## begin Recorded data

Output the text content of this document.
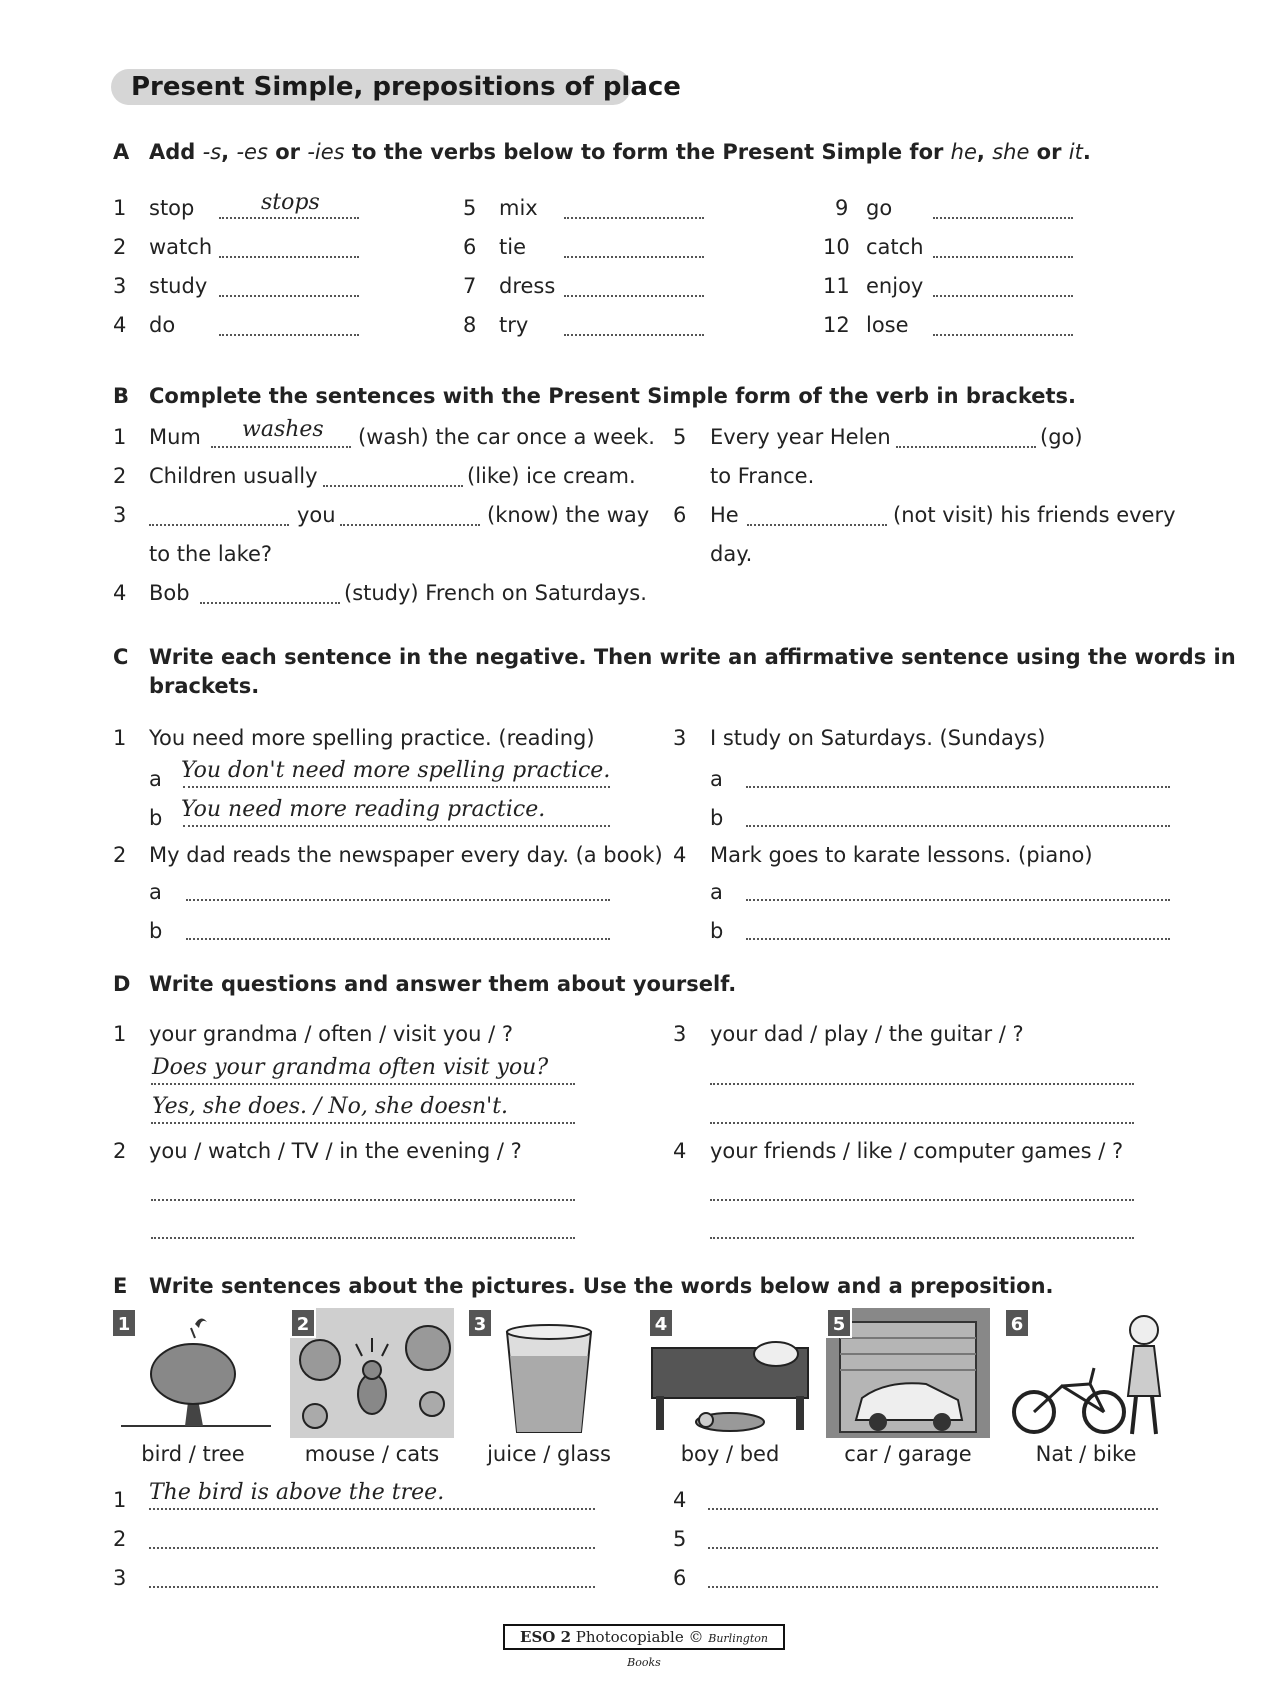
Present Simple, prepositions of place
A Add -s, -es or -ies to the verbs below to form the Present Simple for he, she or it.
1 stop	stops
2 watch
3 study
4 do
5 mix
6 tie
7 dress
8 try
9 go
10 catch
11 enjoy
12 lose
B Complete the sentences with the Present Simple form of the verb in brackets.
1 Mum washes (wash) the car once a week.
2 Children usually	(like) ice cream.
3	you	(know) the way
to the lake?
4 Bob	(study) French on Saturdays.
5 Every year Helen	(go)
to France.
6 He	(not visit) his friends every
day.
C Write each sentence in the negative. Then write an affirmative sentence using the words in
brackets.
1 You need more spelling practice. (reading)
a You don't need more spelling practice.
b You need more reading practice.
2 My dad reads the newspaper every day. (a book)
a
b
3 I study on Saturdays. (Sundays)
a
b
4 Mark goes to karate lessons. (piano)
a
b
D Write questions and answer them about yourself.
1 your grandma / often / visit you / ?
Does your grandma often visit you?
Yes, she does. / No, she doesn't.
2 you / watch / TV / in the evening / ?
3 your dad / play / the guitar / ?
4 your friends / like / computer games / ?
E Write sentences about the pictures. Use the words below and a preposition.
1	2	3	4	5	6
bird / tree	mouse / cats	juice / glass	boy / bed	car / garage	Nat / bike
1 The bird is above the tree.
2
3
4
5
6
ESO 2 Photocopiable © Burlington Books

## end Recorded data

● Problem to work on: Every line holding "Write" should be copied out.

● Full answer:
C Write each sentence in the negative. Then write an affirmative sentence using the words in
D Write questions and answer them about yourself.
E Write sentences about the pictures. Use the words below and a preposition.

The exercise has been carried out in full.